**TASK TO COMPLETE**
Write out the data below in full, unchanged, minus the images.

**DATA PROVIDED**
((
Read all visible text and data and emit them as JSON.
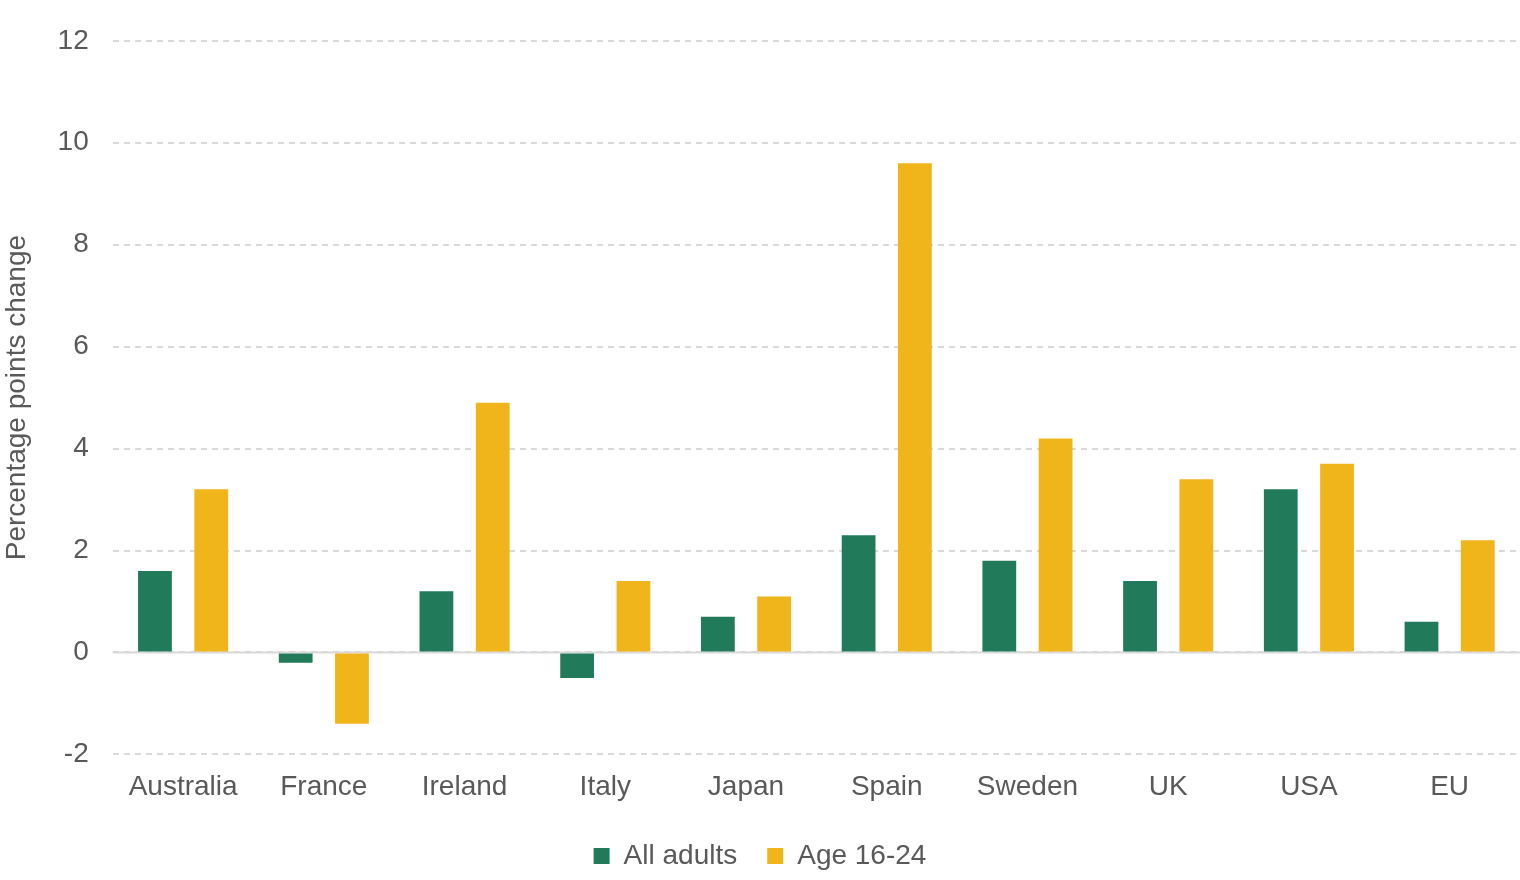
{
  "chart_data": {
    "type": "bar",
    "ylabel": "Percentage points change",
    "categories": [
      "Australia",
      "France",
      "Ireland",
      "Italy",
      "Japan",
      "Spain",
      "Sweden",
      "UK",
      "USA",
      "EU"
    ],
    "series": [
      {
        "name": "All adults",
        "color": "#217a5a",
        "values": [
          1.6,
          -0.2,
          1.2,
          -0.5,
          0.7,
          2.3,
          1.8,
          1.4,
          3.2,
          0.6
        ]
      },
      {
        "name": "Age 16-24",
        "color": "#f0b51b",
        "values": [
          3.2,
          -1.4,
          4.9,
          1.4,
          1.1,
          9.6,
          4.2,
          3.4,
          3.7,
          2.2
        ]
      }
    ],
    "ylim": [
      -2,
      12
    ],
    "yticks": [
      -2,
      0,
      2,
      4,
      6,
      8,
      10,
      12
    ],
    "grid": "y",
    "legend": "bottom"
  }
}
))
**RESULT OF THIS EXERCISE**
Read all visible text and data and emit them as JSON.
{
  "chart_data": {
    "type": "bar",
    "ylabel": "Percentage points change",
    "categories": [
      "Australia",
      "France",
      "Ireland",
      "Italy",
      "Japan",
      "Spain",
      "Sweden",
      "UK",
      "USA",
      "EU"
    ],
    "series": [
      {
        "name": "All adults",
        "color": "#217a5a",
        "values": [
          1.6,
          -0.2,
          1.2,
          -0.5,
          0.7,
          2.3,
          1.8,
          1.4,
          3.2,
          0.6
        ]
      },
      {
        "name": "Age 16-24",
        "color": "#f0b51b",
        "values": [
          3.2,
          -1.4,
          4.9,
          1.4,
          1.1,
          9.6,
          4.2,
          3.4,
          3.7,
          2.2
        ]
      }
    ],
    "ylim": [
      -2,
      12
    ],
    "yticks": [
      -2,
      0,
      2,
      4,
      6,
      8,
      10,
      12
    ],
    "grid": "y",
    "legend": "bottom"
  }
}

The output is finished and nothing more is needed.